WHAT YOU ARE ASKED TO DO: Pull out every line below holding the word "content".

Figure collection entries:
--------
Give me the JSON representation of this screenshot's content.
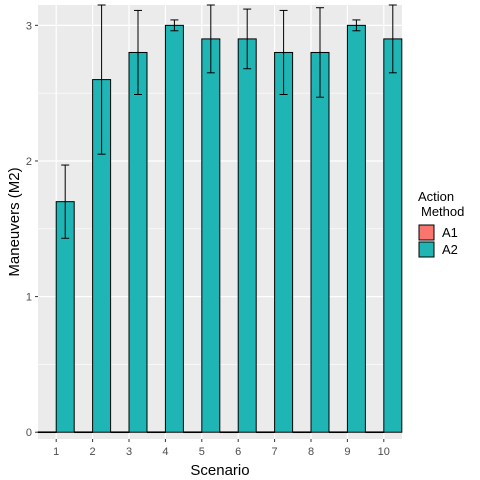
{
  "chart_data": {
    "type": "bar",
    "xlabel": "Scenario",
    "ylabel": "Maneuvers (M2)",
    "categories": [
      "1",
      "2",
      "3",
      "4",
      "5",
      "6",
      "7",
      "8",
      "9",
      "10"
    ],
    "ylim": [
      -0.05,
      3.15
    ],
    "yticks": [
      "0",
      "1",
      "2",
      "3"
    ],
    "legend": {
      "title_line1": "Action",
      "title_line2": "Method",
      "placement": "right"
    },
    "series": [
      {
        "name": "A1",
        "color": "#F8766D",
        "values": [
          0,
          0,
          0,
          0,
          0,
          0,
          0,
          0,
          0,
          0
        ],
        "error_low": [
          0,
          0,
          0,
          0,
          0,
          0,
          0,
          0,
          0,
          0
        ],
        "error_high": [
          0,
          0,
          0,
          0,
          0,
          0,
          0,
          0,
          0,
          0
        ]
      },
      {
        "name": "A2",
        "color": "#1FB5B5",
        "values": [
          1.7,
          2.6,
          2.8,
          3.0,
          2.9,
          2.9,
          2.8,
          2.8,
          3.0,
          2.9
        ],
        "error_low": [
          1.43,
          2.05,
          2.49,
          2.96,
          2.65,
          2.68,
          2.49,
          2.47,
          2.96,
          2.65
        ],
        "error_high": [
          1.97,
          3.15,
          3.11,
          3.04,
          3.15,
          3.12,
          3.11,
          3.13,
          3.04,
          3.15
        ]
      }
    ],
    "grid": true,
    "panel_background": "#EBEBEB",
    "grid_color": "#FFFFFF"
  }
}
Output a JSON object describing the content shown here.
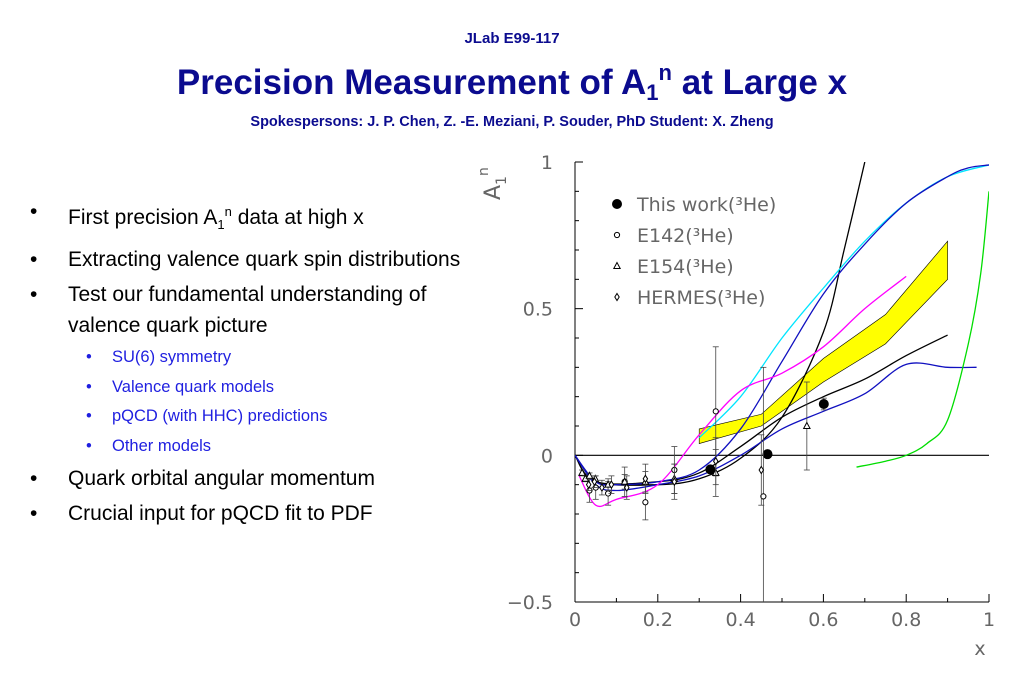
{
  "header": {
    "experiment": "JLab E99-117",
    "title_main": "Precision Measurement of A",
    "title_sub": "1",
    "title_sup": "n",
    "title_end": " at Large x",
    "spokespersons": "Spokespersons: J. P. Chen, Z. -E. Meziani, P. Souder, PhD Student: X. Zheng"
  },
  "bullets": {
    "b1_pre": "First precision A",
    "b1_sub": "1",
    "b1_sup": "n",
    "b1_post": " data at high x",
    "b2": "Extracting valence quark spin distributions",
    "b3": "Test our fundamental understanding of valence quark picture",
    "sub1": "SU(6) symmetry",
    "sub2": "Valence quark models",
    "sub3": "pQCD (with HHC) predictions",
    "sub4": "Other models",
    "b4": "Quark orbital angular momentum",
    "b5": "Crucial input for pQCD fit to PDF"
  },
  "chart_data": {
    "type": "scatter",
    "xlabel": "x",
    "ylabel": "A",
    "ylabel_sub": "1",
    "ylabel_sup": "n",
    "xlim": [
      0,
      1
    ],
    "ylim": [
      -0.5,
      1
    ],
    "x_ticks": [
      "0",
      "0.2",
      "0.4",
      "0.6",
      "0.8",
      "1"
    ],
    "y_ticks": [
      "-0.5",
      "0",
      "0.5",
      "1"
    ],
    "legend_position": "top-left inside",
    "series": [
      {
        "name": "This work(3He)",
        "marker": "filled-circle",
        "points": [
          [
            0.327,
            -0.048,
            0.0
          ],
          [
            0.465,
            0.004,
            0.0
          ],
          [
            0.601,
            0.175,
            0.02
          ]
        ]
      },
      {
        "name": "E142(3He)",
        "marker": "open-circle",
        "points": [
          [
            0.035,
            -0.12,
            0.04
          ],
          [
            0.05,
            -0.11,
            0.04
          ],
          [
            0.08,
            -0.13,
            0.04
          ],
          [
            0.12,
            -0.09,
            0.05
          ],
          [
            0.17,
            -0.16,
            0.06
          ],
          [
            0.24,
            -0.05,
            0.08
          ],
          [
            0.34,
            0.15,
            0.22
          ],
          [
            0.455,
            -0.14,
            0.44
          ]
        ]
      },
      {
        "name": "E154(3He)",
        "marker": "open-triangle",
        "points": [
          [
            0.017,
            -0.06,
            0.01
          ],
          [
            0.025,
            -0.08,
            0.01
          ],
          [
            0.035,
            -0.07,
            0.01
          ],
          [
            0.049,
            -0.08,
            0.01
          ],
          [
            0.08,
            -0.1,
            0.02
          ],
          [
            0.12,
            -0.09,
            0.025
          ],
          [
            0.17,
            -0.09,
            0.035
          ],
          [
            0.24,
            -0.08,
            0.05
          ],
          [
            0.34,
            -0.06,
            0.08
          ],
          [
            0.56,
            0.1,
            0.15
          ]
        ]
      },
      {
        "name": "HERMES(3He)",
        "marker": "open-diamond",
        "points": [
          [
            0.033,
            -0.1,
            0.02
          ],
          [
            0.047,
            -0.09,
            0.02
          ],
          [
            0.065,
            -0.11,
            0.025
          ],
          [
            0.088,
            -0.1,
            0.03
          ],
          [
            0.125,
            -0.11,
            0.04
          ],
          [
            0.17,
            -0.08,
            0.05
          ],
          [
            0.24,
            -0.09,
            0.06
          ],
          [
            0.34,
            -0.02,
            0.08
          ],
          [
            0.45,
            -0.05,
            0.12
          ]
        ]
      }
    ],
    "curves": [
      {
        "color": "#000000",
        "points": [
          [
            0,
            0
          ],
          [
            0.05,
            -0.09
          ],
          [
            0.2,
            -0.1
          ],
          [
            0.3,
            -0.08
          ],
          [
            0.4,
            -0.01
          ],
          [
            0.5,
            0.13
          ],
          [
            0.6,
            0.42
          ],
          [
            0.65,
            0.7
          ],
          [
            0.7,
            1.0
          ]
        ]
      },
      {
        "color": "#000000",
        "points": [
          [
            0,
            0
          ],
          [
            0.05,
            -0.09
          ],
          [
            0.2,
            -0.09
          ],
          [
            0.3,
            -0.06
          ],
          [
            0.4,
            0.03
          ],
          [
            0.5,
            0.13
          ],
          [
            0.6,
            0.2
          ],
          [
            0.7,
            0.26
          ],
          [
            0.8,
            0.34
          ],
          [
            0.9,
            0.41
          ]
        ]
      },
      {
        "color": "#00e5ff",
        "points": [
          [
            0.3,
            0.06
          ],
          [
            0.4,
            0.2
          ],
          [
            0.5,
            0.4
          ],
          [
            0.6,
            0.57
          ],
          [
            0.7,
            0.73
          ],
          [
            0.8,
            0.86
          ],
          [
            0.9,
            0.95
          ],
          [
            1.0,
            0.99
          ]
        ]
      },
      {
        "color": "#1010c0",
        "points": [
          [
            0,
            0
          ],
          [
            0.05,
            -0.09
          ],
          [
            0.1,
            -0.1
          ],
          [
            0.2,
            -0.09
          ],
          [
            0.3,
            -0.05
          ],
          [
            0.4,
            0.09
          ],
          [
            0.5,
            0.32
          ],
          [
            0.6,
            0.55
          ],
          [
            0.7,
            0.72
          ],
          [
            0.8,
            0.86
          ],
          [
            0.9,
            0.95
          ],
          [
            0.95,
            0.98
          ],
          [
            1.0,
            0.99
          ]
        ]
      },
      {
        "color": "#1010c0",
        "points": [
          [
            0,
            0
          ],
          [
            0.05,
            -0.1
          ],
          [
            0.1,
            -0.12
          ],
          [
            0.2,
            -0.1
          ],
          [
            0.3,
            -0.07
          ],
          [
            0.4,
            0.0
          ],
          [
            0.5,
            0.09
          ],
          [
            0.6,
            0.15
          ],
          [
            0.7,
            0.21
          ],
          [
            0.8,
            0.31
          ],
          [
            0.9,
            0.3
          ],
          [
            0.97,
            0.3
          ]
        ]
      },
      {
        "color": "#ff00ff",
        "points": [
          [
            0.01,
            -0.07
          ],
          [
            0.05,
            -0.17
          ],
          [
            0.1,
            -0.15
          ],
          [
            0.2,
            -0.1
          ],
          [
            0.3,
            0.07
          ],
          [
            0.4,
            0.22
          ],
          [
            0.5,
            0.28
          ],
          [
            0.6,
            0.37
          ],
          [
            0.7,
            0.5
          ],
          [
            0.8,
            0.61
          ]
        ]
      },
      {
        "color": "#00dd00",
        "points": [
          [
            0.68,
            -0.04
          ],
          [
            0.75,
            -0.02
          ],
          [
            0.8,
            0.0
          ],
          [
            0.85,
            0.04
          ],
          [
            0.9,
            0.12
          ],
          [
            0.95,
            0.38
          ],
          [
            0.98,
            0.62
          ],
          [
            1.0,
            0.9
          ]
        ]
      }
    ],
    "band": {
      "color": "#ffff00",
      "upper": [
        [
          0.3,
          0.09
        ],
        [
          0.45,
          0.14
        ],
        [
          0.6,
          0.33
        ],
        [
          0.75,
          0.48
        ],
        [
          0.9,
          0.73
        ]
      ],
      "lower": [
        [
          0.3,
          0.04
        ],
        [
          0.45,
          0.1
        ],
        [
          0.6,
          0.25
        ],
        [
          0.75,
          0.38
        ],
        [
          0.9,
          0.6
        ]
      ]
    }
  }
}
--------
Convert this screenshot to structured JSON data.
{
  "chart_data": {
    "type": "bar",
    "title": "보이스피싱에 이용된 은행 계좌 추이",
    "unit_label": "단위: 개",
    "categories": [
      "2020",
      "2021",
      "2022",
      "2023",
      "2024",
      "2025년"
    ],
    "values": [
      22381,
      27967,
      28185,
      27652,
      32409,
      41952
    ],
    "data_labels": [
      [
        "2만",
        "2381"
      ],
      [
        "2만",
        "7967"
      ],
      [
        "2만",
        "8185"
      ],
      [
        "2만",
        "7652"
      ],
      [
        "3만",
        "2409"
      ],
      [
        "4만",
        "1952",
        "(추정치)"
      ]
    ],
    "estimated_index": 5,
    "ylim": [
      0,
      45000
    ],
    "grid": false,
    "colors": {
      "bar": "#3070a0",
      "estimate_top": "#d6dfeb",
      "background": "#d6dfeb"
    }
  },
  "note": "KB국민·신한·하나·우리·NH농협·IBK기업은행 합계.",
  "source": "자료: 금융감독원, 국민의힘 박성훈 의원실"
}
--------
RESULT FOR THIS TASK:
Give me the JSON representation of this screenshot's content.
Output a JSON object describing the content shown here.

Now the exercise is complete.